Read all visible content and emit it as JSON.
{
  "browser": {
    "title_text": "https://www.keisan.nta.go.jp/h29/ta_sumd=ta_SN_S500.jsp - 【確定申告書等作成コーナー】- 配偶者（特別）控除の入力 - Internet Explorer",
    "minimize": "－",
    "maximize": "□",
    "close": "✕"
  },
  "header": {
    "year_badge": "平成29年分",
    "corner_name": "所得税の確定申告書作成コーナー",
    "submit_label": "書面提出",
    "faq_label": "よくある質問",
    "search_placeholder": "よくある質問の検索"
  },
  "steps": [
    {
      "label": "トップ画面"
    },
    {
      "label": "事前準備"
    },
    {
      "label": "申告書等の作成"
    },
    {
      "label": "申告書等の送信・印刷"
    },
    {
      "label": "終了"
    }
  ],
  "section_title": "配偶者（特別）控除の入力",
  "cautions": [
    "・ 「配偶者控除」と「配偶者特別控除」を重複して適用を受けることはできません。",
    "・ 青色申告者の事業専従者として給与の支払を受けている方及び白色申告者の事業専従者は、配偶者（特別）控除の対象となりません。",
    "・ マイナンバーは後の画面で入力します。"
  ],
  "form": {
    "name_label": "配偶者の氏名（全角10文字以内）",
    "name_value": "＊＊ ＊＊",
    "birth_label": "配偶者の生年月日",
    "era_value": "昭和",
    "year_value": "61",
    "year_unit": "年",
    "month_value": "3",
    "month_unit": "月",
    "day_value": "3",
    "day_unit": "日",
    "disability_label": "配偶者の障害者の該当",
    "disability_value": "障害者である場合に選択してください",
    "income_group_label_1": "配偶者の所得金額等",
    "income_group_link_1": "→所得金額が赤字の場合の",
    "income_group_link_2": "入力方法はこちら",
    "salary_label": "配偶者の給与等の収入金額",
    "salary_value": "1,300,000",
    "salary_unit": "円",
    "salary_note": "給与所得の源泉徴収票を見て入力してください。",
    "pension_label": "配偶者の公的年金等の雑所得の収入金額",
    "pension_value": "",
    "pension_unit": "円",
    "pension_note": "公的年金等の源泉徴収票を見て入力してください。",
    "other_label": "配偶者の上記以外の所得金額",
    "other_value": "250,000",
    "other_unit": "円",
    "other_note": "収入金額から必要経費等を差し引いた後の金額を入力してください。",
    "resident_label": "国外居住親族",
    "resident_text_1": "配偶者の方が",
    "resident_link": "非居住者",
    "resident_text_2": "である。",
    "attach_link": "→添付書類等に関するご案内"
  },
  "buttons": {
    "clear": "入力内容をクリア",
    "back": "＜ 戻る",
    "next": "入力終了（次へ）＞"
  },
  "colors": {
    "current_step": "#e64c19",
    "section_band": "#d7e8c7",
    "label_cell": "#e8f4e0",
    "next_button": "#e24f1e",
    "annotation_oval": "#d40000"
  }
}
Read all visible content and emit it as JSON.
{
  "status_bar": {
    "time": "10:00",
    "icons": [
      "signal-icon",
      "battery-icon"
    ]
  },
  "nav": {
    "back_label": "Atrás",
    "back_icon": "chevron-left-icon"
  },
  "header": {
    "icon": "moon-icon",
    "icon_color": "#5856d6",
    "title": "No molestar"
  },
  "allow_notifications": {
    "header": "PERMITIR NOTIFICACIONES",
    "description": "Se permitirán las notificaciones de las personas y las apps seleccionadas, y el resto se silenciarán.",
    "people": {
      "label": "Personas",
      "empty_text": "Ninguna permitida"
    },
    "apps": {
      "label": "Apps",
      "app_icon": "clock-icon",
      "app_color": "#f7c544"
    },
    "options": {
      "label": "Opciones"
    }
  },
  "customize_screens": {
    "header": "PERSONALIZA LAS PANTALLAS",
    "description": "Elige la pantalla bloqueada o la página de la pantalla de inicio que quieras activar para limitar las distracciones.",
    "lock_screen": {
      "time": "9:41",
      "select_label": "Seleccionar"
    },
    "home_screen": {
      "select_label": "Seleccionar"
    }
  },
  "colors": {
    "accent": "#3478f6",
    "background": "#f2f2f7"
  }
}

- **Description of the task**: The records above must be repeated exactly, every one of them.

- **Exercise answer**:
Read all visible content and emit it as JSON.
{
  "browser": {
    "title_text": "https://www.keisan.nta.go.jp/h29/ta_sumd=ta_SN_S500.jsp - 【確定申告書等作成コーナー】- 配偶者（特別）控除の入力 - Internet Explorer",
    "minimize": "－",
    "maximize": "□",
    "close": "✕"
  },
  "header": {
    "year_badge": "平成29年分",
    "corner_name": "所得税の確定申告書作成コーナー",
    "submit_label": "書面提出",
    "faq_label": "よくある質問",
    "search_placeholder": "よくある質問の検索"
  },
  "steps": [
    {
      "label": "トップ画面"
    },
    {
      "label": "事前準備"
    },
    {
      "label": "申告書等の作成"
    },
    {
      "label": "申告書等の送信・印刷"
    },
    {
      "label": "終了"
    }
  ],
  "section_title": "配偶者（特別）控除の入力",
  "cautions": [
    "・ 「配偶者控除」と「配偶者特別控除」を重複して適用を受けることはできません。",
    "・ 青色申告者の事業専従者として給与の支払を受けている方及び白色申告者の事業専従者は、配偶者（特別）控除の対象となりません。",
    "・ マイナンバーは後の画面で入力します。"
  ],
  "form": {
    "name_label": "配偶者の氏名（全角10文字以内）",
    "name_value": "＊＊ ＊＊",
    "birth_label": "配偶者の生年月日",
    "era_value": "昭和",
    "year_value": "61",
    "year_unit": "年",
    "month_value": "3",
    "month_unit": "月",
    "day_value": "3",
    "day_unit": "日",
    "disability_label": "配偶者の障害者の該当",
    "disability_value": "障害者である場合に選択してください",
    "income_group_label_1": "配偶者の所得金額等",
    "income_group_link_1": "→所得金額が赤字の場合の",
    "income_group_link_2": "入力方法はこちら",
    "salary_label": "配偶者の給与等の収入金額",
    "salary_value": "1,300,000",
    "salary_unit": "円",
    "salary_note": "給与所得の源泉徴収票を見て入力してください。",
    "pension_label": "配偶者の公的年金等の雑所得の収入金額",
    "pension_value": "",
    "pension_unit": "円",
    "pension_note": "公的年金等の源泉徴収票を見て入力してください。",
    "other_label": "配偶者の上記以外の所得金額",
    "other_value": "250,000",
    "other_unit": "円",
    "other_note": "収入金額から必要経費等を差し引いた後の金額を入力してください。",
    "resident_label": "国外居住親族",
    "resident_text_1": "配偶者の方が",
    "resident_link": "非居住者",
    "resident_text_2": "である。",
    "attach_link": "→添付書類等に関するご案内"
  },
  "buttons": {
    "clear": "入力内容をクリア",
    "back": "＜ 戻る",
    "next": "入力終了（次へ）＞"
  },
  "colors": {
    "current_step": "#e64c19",
    "section_band": "#d7e8c7",
    "label_cell": "#e8f4e0",
    "next_button": "#e24f1e",
    "annotation_oval": "#d40000"
  }
}
Read all visible content and emit it as JSON.
{
  "status_bar": {
    "time": "10:00",
    "icons": [
      "signal-icon",
      "battery-icon"
    ]
  },
  "nav": {
    "back_label": "Atrás",
    "back_icon": "chevron-left-icon"
  },
  "header": {
    "icon": "moon-icon",
    "icon_color": "#5856d6",
    "title": "No molestar"
  },
  "allow_notifications": {
    "header": "PERMITIR NOTIFICACIONES",
    "description": "Se permitirán las notificaciones de las personas y las apps seleccionadas, y el resto se silenciarán.",
    "people": {
      "label": "Personas",
      "empty_text": "Ninguna permitida"
    },
    "apps": {
      "label": "Apps",
      "app_icon": "clock-icon",
      "app_color": "#f7c544"
    },
    "options": {
      "label": "Opciones"
    }
  },
  "customize_screens": {
    "header": "PERSONALIZA LAS PANTALLAS",
    "description": "Elige la pantalla bloqueada o la página de la pantalla de inicio que quieras activar para limitar las distracciones.",
    "lock_screen": {
      "time": "9:41",
      "select_label": "Seleccionar"
    },
    "home_screen": {
      "select_label": "Seleccionar"
    }
  },
  "colors": {
    "accent": "#3478f6",
    "background": "#f2f2f7"
  }
}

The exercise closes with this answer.